Exercise requirements: Find every line of the listing below where "your" appears, and copy it.

Figure record listings

· · · · · · ·

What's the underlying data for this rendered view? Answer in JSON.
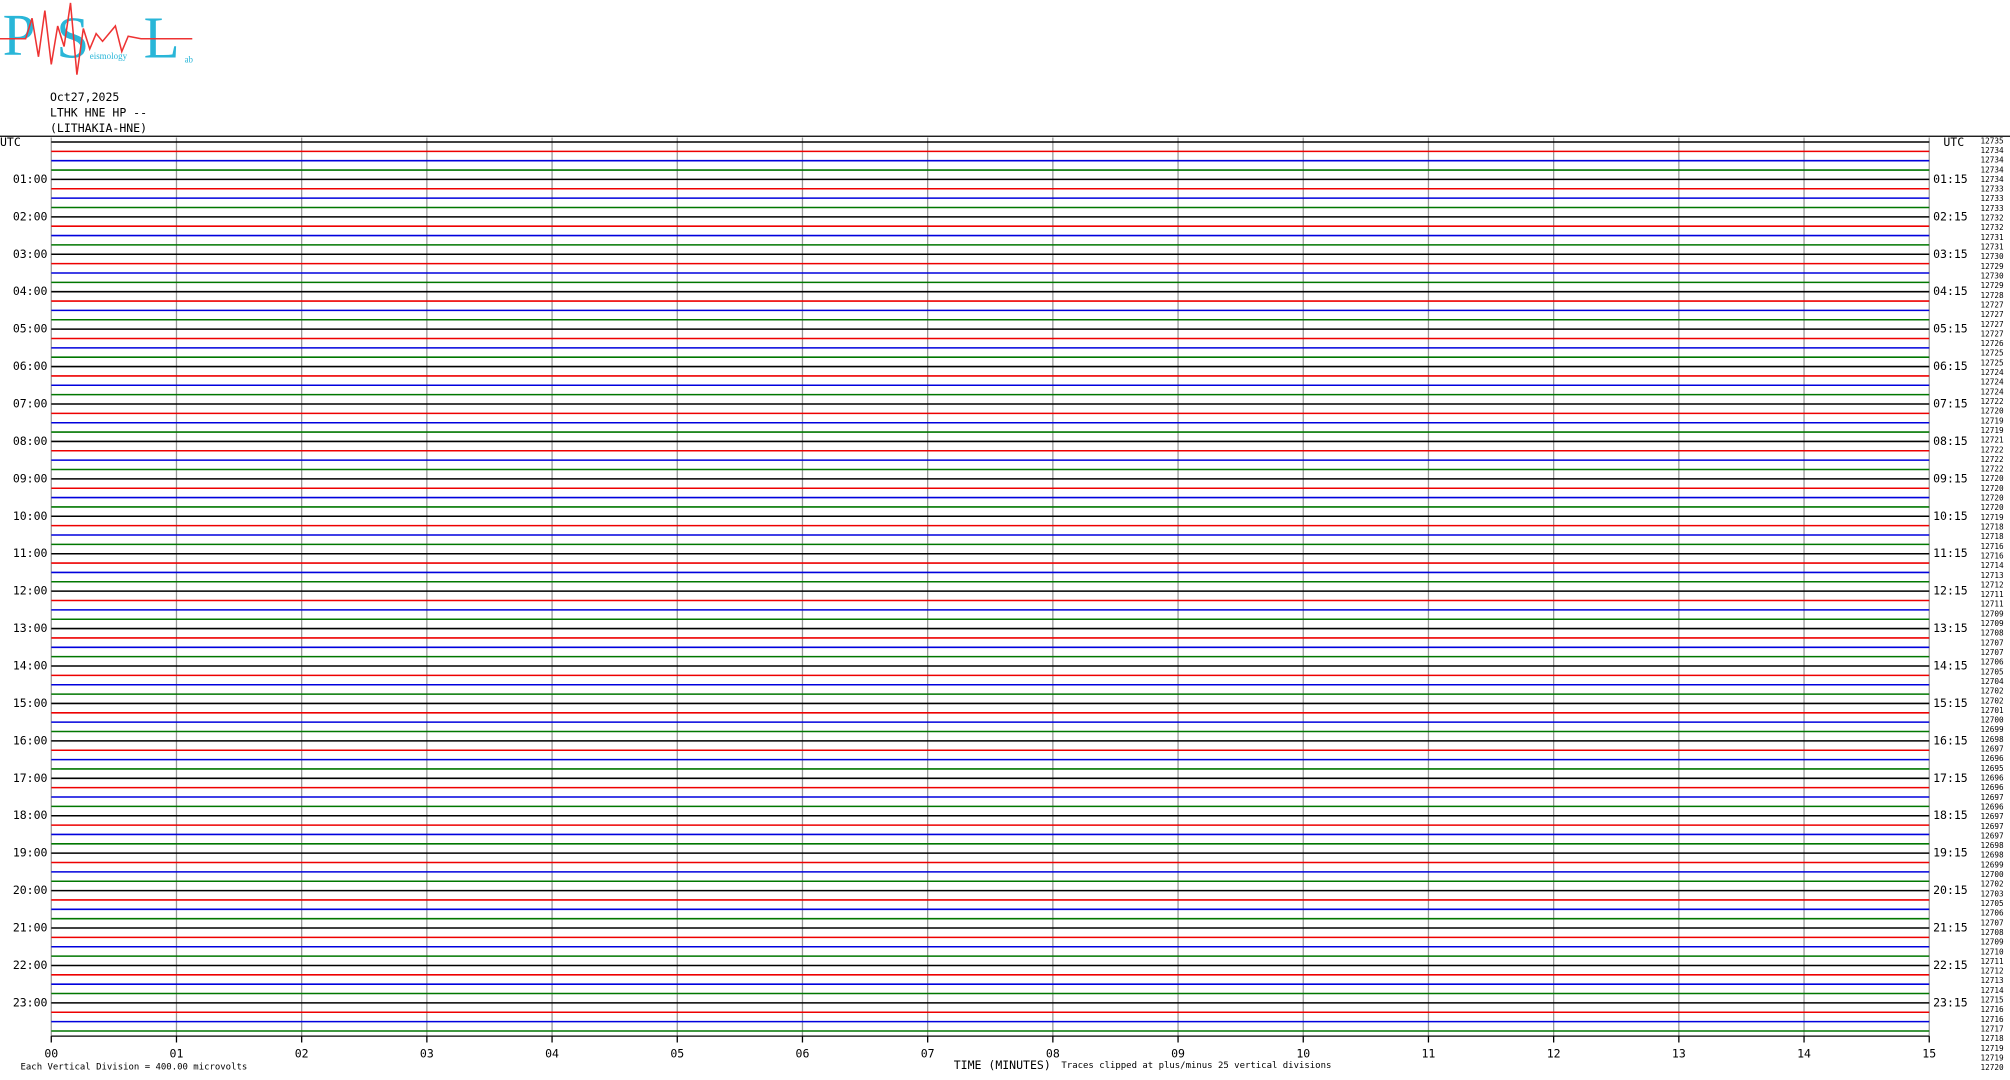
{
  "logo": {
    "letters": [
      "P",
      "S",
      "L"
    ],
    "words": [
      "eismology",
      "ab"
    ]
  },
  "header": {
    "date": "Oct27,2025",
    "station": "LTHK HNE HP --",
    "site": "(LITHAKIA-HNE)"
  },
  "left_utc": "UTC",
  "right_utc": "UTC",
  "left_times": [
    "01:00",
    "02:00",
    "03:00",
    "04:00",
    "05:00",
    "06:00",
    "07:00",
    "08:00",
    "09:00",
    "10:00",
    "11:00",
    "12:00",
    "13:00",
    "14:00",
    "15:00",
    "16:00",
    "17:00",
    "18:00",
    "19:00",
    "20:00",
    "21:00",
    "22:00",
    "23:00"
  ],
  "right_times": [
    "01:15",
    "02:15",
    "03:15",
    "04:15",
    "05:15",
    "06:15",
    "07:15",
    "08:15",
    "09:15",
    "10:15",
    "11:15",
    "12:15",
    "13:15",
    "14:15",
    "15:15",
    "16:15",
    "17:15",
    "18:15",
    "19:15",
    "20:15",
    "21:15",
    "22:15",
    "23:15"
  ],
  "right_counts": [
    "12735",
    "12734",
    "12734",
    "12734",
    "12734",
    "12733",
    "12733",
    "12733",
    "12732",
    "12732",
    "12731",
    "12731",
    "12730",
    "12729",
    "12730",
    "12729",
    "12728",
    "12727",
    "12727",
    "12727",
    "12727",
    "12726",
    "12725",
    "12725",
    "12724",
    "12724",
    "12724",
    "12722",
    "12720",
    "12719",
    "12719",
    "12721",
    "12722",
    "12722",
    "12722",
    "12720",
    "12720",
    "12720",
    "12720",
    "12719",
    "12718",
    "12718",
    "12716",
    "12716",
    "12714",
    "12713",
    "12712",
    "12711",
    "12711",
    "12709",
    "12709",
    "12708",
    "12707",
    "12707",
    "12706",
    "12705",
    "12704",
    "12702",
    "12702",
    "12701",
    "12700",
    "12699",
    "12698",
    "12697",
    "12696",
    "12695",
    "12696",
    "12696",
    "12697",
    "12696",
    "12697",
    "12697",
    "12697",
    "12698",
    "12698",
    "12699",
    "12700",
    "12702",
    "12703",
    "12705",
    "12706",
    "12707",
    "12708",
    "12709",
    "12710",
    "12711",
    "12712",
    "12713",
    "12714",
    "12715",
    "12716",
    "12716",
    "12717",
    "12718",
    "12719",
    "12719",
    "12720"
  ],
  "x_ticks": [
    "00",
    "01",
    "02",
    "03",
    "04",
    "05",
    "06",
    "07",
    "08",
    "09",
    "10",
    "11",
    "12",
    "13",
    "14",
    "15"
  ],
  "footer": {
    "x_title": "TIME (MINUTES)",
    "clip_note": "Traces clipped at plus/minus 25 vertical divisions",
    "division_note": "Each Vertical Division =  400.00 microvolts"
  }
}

· · · · · · ·

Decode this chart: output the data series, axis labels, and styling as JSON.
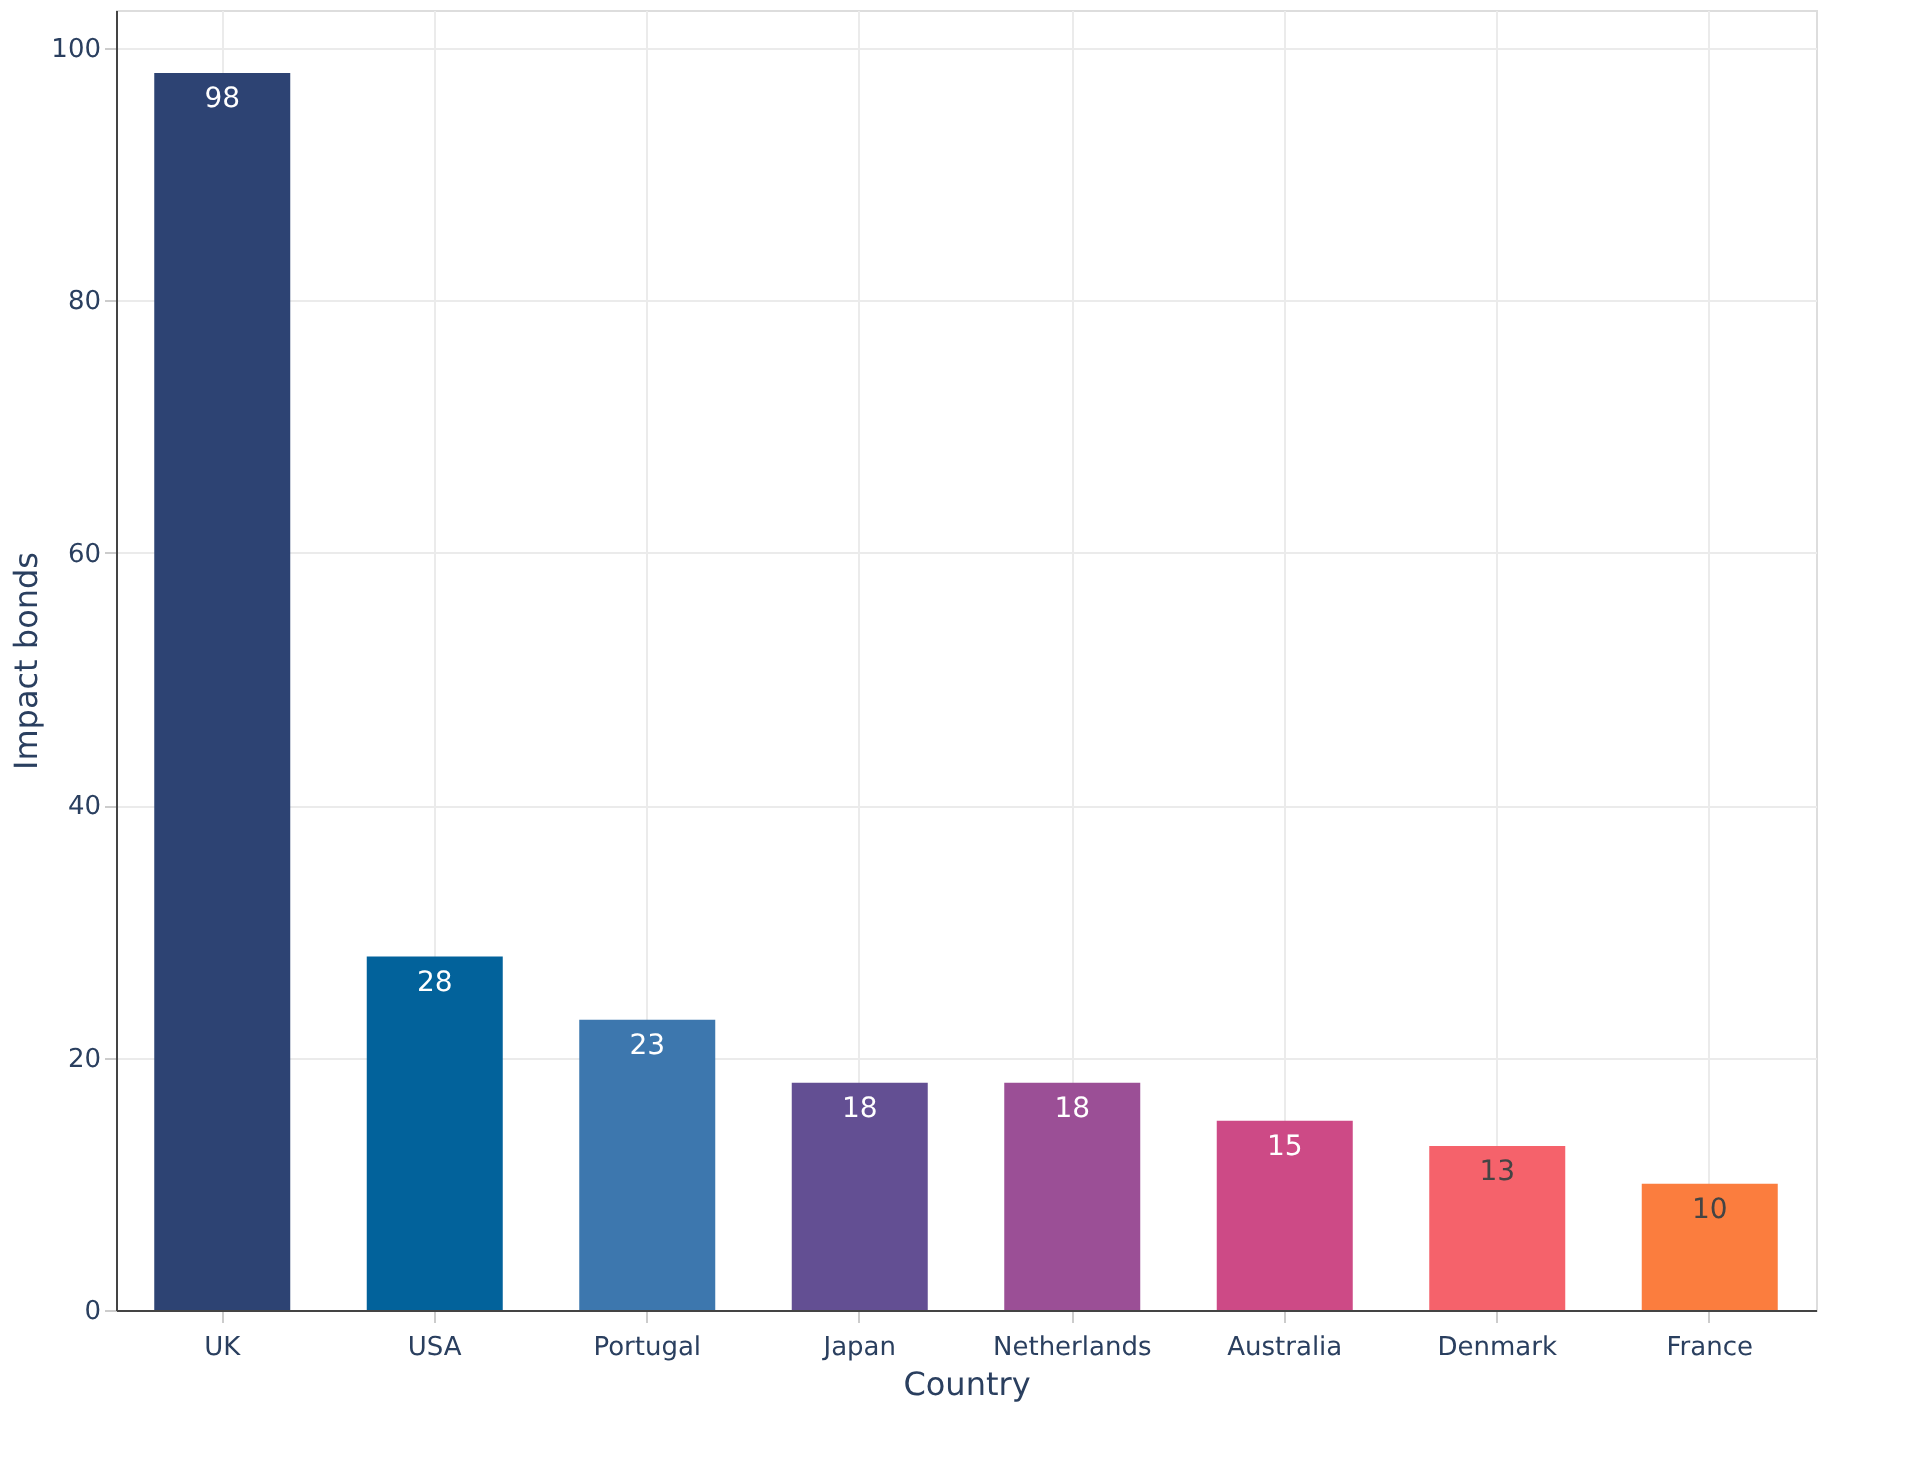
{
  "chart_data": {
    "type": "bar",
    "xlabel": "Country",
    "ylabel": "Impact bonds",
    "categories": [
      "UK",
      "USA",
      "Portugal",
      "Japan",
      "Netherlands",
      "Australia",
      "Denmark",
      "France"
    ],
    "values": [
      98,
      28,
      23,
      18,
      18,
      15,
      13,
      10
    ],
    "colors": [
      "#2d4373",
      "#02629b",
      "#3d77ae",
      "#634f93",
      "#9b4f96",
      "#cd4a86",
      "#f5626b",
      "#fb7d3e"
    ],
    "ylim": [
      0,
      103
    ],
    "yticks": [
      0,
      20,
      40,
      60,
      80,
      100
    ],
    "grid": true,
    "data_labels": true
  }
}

· · · · · · ·

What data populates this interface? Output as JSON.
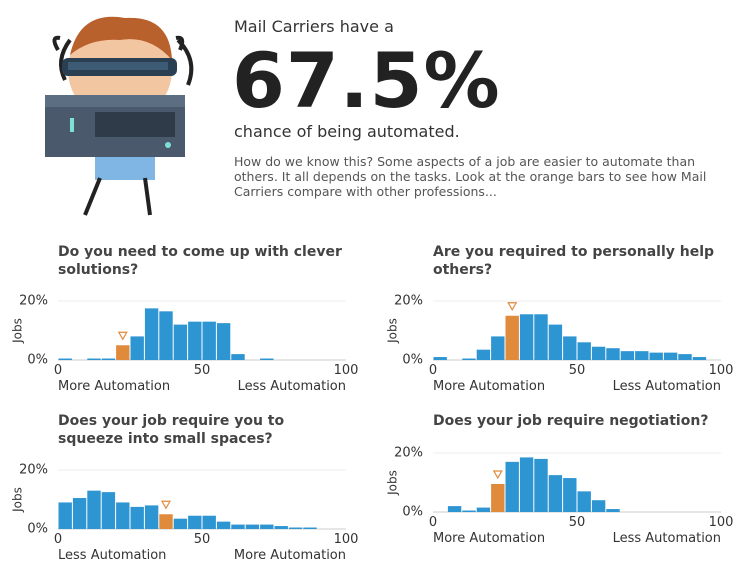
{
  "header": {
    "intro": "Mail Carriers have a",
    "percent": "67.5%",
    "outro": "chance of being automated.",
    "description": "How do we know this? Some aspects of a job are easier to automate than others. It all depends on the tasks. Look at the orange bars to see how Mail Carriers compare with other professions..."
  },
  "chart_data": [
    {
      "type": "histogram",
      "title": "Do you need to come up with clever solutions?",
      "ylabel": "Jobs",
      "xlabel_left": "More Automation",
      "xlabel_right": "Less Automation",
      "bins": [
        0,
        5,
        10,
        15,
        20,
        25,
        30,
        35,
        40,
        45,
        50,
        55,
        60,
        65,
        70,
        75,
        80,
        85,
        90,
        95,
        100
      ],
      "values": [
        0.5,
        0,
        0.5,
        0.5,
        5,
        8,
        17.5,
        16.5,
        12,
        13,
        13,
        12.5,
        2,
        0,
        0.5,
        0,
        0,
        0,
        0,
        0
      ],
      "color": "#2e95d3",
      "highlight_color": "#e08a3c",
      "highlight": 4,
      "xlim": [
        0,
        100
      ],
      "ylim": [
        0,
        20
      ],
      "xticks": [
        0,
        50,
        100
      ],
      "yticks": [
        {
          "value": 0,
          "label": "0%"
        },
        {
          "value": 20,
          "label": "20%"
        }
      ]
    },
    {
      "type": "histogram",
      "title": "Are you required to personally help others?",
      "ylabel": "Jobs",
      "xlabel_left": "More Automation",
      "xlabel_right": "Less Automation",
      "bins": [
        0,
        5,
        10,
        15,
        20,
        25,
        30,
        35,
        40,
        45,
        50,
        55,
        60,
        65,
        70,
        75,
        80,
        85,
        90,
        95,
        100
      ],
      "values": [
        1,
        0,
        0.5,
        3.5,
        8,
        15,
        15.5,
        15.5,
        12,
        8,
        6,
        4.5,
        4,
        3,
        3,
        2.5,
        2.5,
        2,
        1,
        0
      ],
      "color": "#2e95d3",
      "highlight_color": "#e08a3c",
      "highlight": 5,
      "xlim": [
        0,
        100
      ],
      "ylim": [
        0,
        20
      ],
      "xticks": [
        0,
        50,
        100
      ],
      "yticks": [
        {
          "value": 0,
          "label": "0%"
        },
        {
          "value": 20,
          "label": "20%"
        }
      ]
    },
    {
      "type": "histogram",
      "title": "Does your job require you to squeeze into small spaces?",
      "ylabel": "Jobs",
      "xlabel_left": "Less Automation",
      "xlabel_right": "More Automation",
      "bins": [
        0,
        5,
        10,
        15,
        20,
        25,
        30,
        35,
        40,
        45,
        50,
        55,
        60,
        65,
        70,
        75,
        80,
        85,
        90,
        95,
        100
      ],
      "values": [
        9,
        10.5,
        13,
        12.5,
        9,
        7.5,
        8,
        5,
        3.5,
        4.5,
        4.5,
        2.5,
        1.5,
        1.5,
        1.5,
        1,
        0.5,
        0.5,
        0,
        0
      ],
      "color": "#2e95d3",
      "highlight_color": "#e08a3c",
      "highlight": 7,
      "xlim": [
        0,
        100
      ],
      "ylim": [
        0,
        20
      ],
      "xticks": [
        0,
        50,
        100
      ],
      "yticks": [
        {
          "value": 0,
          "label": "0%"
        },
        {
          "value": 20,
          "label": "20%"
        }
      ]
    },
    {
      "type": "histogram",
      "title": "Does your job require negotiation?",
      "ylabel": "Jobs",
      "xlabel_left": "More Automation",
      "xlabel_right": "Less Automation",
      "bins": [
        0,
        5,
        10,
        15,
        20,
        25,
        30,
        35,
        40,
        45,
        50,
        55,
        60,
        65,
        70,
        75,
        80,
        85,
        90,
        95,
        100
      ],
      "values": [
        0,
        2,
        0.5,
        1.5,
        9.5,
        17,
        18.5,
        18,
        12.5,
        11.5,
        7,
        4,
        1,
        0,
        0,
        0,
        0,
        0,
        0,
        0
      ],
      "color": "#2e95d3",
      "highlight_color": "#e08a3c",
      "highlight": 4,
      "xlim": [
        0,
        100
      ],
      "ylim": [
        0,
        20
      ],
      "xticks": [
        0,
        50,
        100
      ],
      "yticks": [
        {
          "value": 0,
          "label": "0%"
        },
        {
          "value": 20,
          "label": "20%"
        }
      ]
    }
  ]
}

· · · · · · ·

Reply:
      "title": "Does your job require you to squeeze into small spaces?",
      "title": "Does your job require negotiation?",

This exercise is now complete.